◆ Goal of the exercise:
Gather all lines containing the string "series" and copy them out.

◆ Dataset records:
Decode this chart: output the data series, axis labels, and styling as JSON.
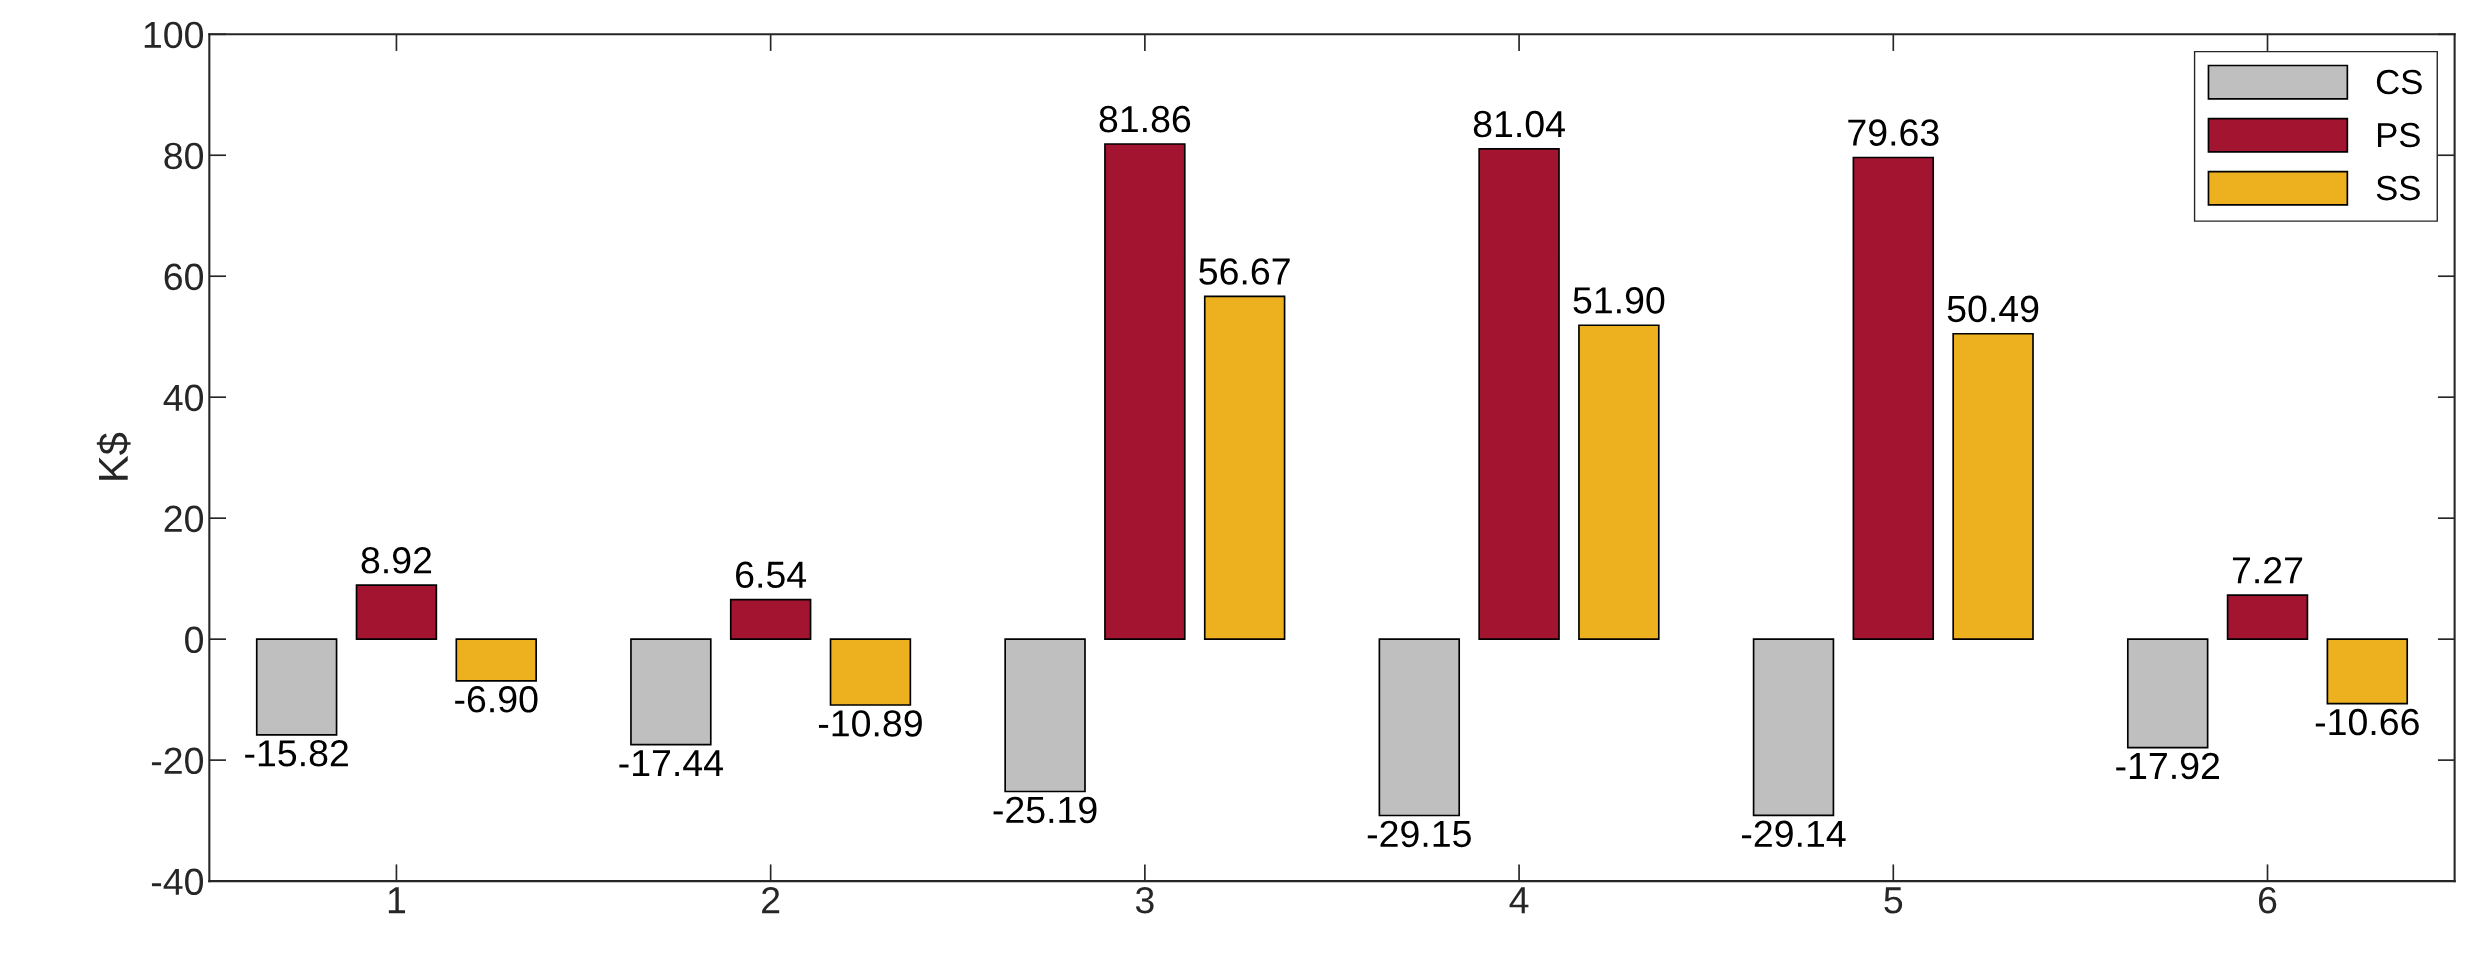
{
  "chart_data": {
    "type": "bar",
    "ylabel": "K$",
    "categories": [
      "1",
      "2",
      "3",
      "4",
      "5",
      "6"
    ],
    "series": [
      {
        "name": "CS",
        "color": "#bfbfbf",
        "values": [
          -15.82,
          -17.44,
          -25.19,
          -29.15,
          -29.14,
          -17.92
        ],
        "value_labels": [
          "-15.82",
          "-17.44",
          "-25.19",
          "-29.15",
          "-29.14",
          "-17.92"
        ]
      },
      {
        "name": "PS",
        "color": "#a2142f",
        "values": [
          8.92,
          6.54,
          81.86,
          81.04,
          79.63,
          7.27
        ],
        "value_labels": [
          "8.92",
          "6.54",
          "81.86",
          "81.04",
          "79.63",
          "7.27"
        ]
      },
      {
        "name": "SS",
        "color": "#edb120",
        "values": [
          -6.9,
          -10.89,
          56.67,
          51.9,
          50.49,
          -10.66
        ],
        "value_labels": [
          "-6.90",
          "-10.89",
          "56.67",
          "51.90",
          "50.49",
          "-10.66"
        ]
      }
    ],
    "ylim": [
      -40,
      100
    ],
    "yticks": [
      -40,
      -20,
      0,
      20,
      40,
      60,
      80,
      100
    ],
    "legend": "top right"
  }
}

◆ Solution:
Decode this chart: output the data series, axis labels, and styling as JSON.
    "series": [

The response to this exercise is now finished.